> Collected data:
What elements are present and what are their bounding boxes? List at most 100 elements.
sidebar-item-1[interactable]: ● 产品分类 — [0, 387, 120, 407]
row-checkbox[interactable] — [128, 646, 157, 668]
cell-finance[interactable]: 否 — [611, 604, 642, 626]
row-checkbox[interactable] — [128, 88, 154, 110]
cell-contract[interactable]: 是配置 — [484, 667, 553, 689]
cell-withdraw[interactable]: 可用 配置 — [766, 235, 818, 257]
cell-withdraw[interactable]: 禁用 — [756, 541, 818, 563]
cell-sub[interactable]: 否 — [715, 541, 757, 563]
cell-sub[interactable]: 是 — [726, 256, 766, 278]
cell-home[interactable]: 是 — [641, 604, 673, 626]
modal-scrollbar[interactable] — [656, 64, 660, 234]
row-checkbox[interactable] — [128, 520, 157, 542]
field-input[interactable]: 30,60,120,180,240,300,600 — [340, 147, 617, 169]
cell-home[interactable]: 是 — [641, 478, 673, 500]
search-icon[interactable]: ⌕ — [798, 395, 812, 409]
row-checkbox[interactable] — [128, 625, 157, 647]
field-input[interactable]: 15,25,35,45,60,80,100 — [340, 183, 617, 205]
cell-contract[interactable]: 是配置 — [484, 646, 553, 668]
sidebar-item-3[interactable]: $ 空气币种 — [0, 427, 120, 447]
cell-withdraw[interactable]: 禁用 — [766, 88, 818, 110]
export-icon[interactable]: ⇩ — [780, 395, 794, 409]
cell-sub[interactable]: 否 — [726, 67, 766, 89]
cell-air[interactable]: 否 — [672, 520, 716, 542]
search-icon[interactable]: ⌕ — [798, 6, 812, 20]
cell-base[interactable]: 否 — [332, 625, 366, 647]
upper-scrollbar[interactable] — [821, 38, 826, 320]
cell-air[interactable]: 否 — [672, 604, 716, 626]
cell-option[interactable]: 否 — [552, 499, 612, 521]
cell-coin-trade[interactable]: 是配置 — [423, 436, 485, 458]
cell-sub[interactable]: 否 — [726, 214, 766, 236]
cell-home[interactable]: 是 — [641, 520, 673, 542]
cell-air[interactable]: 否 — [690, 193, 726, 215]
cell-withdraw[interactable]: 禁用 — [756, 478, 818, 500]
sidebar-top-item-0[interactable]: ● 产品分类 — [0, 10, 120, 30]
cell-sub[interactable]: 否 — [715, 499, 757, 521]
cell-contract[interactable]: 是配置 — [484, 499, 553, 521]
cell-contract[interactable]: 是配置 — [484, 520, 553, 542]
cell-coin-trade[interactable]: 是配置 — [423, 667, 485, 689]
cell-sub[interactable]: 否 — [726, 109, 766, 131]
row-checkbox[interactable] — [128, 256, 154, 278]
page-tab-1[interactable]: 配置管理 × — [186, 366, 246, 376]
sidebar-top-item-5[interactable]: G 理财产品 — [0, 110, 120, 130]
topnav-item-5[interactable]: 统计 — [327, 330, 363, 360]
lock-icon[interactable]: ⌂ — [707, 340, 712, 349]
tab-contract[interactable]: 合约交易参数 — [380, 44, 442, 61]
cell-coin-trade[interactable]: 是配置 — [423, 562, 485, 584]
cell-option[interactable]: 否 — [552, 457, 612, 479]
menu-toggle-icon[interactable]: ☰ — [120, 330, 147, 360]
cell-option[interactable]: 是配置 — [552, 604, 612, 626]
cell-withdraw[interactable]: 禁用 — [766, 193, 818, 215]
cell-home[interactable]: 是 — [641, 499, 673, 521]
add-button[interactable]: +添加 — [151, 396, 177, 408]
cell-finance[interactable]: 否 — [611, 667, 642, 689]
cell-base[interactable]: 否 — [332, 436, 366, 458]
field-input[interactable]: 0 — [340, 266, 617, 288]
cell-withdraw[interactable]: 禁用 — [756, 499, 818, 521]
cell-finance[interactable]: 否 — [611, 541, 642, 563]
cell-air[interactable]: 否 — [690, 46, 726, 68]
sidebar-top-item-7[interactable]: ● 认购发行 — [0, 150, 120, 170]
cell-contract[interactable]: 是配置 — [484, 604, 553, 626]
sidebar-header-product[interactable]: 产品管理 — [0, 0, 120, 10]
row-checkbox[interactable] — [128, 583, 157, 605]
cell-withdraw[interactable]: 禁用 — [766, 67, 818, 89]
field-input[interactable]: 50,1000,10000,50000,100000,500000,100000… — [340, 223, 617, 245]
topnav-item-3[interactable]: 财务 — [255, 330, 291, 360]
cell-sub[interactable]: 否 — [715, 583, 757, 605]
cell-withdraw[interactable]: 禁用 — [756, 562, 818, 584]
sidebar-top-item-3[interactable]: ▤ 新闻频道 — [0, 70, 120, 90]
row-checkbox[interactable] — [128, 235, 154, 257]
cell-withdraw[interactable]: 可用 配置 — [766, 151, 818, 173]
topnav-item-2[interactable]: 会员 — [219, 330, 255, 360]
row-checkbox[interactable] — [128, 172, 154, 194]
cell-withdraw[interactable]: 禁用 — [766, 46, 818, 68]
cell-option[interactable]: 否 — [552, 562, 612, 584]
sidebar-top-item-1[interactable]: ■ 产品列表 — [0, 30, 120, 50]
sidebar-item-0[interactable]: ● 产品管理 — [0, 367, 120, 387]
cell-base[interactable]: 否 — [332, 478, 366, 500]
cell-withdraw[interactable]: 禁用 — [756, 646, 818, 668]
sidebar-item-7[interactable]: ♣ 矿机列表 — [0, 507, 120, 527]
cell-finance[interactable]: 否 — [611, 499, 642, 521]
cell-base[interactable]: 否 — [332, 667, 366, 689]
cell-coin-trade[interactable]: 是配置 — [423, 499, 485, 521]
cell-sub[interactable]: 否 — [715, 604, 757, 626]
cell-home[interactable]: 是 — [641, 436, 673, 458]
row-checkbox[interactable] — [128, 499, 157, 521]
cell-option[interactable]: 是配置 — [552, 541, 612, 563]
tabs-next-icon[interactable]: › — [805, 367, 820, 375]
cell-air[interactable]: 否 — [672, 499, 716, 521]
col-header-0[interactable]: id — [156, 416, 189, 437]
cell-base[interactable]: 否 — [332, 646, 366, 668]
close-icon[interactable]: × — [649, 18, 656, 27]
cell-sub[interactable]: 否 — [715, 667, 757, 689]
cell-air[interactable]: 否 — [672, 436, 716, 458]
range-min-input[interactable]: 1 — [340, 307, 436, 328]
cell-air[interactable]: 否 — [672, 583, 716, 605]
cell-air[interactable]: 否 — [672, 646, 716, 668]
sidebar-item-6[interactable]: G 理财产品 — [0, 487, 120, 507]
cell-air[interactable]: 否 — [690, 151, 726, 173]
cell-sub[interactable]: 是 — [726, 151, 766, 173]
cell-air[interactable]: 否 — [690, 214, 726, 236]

> Job: Please set down the lines of the listing word for word, starting at its first line and ending at the line that contains "cell-home[interactable]: 是 — [641, 604, 673, 626]".

> The answer:
What elements are present and what are their bounding boxes? List at most 100 elements.
sidebar-item-1[interactable]: ● 产品分类 — [0, 387, 120, 407]
row-checkbox[interactable] — [128, 646, 157, 668]
cell-finance[interactable]: 否 — [611, 604, 642, 626]
row-checkbox[interactable] — [128, 88, 154, 110]
cell-contract[interactable]: 是配置 — [484, 667, 553, 689]
cell-withdraw[interactable]: 可用 配置 — [766, 235, 818, 257]
cell-withdraw[interactable]: 禁用 — [756, 541, 818, 563]
cell-sub[interactable]: 否 — [715, 541, 757, 563]
cell-sub[interactable]: 是 — [726, 256, 766, 278]
cell-home[interactable]: 是 — [641, 604, 673, 626]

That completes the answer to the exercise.